WHAT IS REQUIRED:
Copy the lines that follow, keeping every character the same.

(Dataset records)

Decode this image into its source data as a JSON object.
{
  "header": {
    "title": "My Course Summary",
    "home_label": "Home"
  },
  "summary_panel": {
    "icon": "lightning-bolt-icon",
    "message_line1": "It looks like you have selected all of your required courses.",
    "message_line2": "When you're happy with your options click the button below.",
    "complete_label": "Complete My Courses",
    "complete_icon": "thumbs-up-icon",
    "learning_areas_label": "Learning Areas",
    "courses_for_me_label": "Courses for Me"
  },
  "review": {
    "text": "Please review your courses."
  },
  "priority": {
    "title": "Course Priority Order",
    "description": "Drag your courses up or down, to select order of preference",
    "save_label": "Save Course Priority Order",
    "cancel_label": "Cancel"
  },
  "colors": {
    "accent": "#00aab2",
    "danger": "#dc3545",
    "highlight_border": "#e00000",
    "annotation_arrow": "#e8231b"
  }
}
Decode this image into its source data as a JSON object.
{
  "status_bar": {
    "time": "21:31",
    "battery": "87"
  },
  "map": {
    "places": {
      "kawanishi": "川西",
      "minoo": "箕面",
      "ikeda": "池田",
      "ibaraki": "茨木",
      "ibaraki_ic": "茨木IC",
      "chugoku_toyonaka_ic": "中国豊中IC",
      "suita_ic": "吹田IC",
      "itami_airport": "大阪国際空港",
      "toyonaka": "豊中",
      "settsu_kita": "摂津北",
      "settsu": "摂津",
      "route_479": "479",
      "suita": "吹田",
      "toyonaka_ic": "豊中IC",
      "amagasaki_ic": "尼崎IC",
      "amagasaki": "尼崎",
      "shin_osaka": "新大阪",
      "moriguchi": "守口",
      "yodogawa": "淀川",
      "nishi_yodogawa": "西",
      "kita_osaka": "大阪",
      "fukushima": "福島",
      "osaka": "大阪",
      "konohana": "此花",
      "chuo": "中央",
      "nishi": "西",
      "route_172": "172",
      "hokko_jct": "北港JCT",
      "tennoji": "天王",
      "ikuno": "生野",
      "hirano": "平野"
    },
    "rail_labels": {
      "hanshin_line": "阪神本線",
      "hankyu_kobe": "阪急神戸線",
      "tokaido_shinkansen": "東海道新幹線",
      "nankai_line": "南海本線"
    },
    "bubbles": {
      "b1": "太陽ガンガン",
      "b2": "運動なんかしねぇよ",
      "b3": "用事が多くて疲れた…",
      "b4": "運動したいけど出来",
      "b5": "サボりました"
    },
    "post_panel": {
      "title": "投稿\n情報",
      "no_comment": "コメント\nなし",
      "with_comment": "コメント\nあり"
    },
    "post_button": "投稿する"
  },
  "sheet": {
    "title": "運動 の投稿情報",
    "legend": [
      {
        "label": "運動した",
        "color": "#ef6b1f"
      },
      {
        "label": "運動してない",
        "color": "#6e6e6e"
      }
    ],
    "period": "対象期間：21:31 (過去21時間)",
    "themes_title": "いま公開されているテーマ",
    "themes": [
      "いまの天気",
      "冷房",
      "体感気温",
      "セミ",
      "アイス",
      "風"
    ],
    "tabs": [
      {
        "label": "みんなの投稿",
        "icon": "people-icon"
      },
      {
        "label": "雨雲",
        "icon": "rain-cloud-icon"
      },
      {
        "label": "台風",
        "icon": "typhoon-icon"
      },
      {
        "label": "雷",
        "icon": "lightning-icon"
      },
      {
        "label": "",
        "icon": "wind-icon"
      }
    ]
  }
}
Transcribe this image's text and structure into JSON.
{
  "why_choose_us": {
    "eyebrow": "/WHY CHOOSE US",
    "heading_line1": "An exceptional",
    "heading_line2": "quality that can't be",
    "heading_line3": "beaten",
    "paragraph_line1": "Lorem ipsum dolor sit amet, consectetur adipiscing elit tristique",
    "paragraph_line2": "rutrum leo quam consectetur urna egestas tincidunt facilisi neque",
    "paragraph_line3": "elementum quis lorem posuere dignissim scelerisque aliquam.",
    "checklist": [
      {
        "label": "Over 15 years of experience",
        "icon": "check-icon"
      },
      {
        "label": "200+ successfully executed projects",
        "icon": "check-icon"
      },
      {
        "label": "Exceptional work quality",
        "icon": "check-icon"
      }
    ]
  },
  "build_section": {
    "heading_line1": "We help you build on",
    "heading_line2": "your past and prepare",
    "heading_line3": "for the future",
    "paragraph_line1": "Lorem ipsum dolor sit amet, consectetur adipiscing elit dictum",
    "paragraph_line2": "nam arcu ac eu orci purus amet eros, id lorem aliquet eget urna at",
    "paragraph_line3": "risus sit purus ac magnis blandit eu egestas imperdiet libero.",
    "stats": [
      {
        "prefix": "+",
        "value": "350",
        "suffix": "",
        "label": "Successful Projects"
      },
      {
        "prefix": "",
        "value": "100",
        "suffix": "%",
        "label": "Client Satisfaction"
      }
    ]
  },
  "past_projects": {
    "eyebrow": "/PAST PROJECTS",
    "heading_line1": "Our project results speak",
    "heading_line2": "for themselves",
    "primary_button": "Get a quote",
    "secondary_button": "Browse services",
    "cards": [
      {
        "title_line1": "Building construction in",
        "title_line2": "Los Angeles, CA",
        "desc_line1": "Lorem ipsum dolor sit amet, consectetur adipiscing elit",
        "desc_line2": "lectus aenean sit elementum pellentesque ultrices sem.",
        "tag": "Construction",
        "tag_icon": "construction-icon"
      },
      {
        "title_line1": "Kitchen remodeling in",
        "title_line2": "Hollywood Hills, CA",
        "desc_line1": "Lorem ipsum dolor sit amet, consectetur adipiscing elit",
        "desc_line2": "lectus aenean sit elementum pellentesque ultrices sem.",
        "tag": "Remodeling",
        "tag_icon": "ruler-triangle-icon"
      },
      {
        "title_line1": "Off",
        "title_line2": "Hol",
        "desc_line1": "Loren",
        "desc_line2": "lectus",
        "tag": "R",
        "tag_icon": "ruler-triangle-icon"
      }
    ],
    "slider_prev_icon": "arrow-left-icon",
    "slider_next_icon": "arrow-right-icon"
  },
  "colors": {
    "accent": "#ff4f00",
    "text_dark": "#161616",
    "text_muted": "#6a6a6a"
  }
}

EXERCISE OUTPUT:
Decode this image into its source data as a JSON object.
{
  "header": {
    "title": "My Course Summary",
    "home_label": "Home"
  },
  "summary_panel": {
    "icon": "lightning-bolt-icon",
    "message_line1": "It looks like you have selected all of your required courses.",
    "message_line2": "When you're happy with your options click the button below.",
    "complete_label": "Complete My Courses",
    "complete_icon": "thumbs-up-icon",
    "learning_areas_label": "Learning Areas",
    "courses_for_me_label": "Courses for Me"
  },
  "review": {
    "text": "Please review your courses."
  },
  "priority": {
    "title": "Course Priority Order",
    "description": "Drag your courses up or down, to select order of preference",
    "save_label": "Save Course Priority Order",
    "cancel_label": "Cancel"
  },
  "colors": {
    "accent": "#00aab2",
    "danger": "#dc3545",
    "highlight_border": "#e00000",
    "annotation_arrow": "#e8231b"
  }
}
Decode this image into its source data as a JSON object.
{
  "status_bar": {
    "time": "21:31",
    "battery": "87"
  },
  "map": {
    "places": {
      "kawanishi": "川西",
      "minoo": "箕面",
      "ikeda": "池田",
      "ibaraki": "茨木",
      "ibaraki_ic": "茨木IC",
      "chugoku_toyonaka_ic": "中国豊中IC",
      "suita_ic": "吹田IC",
      "itami_airport": "大阪国際空港",
      "toyonaka": "豊中",
      "settsu_kita": "摂津北",
      "settsu": "摂津",
      "route_479": "479",
      "suita": "吹田",
      "toyonaka_ic": "豊中IC",
      "amagasaki_ic": "尼崎IC",
      "amagasaki": "尼崎",
      "shin_osaka": "新大阪",
      "moriguchi": "守口",
      "yodogawa": "淀川",
      "nishi_yodogawa": "西",
      "kita_osaka": "大阪",
      "fukushima": "福島",
      "osaka": "大阪",
      "konohana": "此花",
      "chuo": "中央",
      "nishi": "西",
      "route_172": "172",
      "hokko_jct": "北港JCT",
      "tennoji": "天王",
      "ikuno": "生野",
      "hirano": "平野"
    },
    "rail_labels": {
      "hanshin_line": "阪神本線",
      "hankyu_kobe": "阪急神戸線",
      "tokaido_shinkansen": "東海道新幹線",
      "nankai_line": "南海本線"
    },
    "bubbles": {
      "b1": "太陽ガンガン",
      "b2": "運動なんかしねぇよ",
      "b3": "用事が多くて疲れた…",
      "b4": "運動したいけど出来",
      "b5": "サボりました"
    },
    "post_panel": {
      "title": "投稿\n情報",
      "no_comment": "コメント\nなし",
      "with_comment": "コメント\nあり"
    },
    "post_button": "投稿する"
  },
  "sheet": {
    "title": "運動 の投稿情報",
    "legend": [
      {
        "label": "運動した",
        "color": "#ef6b1f"
      },
      {
        "label": "運動してない",
        "color": "#6e6e6e"
      }
    ],
    "period": "対象期間：21:31 (過去21時間)",
    "themes_title": "いま公開されているテーマ",
    "themes": [
      "いまの天気",
      "冷房",
      "体感気温",
      "セミ",
      "アイス",
      "風"
    ],
    "tabs": [
      {
        "label": "みんなの投稿",
        "icon": "people-icon"
      },
      {
        "label": "雨雲",
        "icon": "rain-cloud-icon"
      },
      {
        "label": "台風",
        "icon": "typhoon-icon"
      },
      {
        "label": "雷",
        "icon": "lightning-icon"
      },
      {
        "label": "",
        "icon": "wind-icon"
      }
    ]
  }
}
Transcribe this image's text and structure into JSON.
{
  "why_choose_us": {
    "eyebrow": "/WHY CHOOSE US",
    "heading_line1": "An exceptional",
    "heading_line2": "quality that can't be",
    "heading_line3": "beaten",
    "paragraph_line1": "Lorem ipsum dolor sit amet, consectetur adipiscing elit tristique",
    "paragraph_line2": "rutrum leo quam consectetur urna egestas tincidunt facilisi neque",
    "paragraph_line3": "elementum quis lorem posuere dignissim scelerisque aliquam.",
    "checklist": [
      {
        "label": "Over 15 years of experience",
        "icon": "check-icon"
      },
      {
        "label": "200+ successfully executed projects",
        "icon": "check-icon"
      },
      {
        "label": "Exceptional work quality",
        "icon": "check-icon"
      }
    ]
  },
  "build_section": {
    "heading_line1": "We help you build on",
    "heading_line2": "your past and prepare",
    "heading_line3": "for the future",
    "paragraph_line1": "Lorem ipsum dolor sit amet, consectetur adipiscing elit dictum",
    "paragraph_line2": "nam arcu ac eu orci purus amet eros, id lorem aliquet eget urna at",
    "paragraph_line3": "risus sit purus ac magnis blandit eu egestas imperdiet libero.",
    "stats": [
      {
        "prefix": "+",
        "value": "350",
        "suffix": "",
        "label": "Successful Projects"
      },
      {
        "prefix": "",
        "value": "100",
        "suffix": "%",
        "label": "Client Satisfaction"
      }
    ]
  },
  "past_projects": {
    "eyebrow": "/PAST PROJECTS",
    "heading_line1": "Our project results speak",
    "heading_line2": "for themselves",
    "primary_button": "Get a quote",
    "secondary_button": "Browse services",
    "cards": [
      {
        "title_line1": "Building construction in",
        "title_line2": "Los Angeles, CA",
        "desc_line1": "Lorem ipsum dolor sit amet, consectetur adipiscing elit",
        "desc_line2": "lectus aenean sit elementum pellentesque ultrices sem.",
        "tag": "Construction",
        "tag_icon": "construction-icon"
      },
      {
        "title_line1": "Kitchen remodeling in",
        "title_line2": "Hollywood Hills, CA",
        "desc_line1": "Lorem ipsum dolor sit amet, consectetur adipiscing elit",
        "desc_line2": "lectus aenean sit elementum pellentesque ultrices sem.",
        "tag": "Remodeling",
        "tag_icon": "ruler-triangle-icon"
      },
      {
        "title_line1": "Off",
        "title_line2": "Hol",
        "desc_line1": "Loren",
        "desc_line2": "lectus",
        "tag": "R",
        "tag_icon": "ruler-triangle-icon"
      }
    ],
    "slider_prev_icon": "arrow-left-icon",
    "slider_next_icon": "arrow-right-icon"
  },
  "colors": {
    "accent": "#ff4f00",
    "text_dark": "#161616",
    "text_muted": "#6a6a6a"
  }
}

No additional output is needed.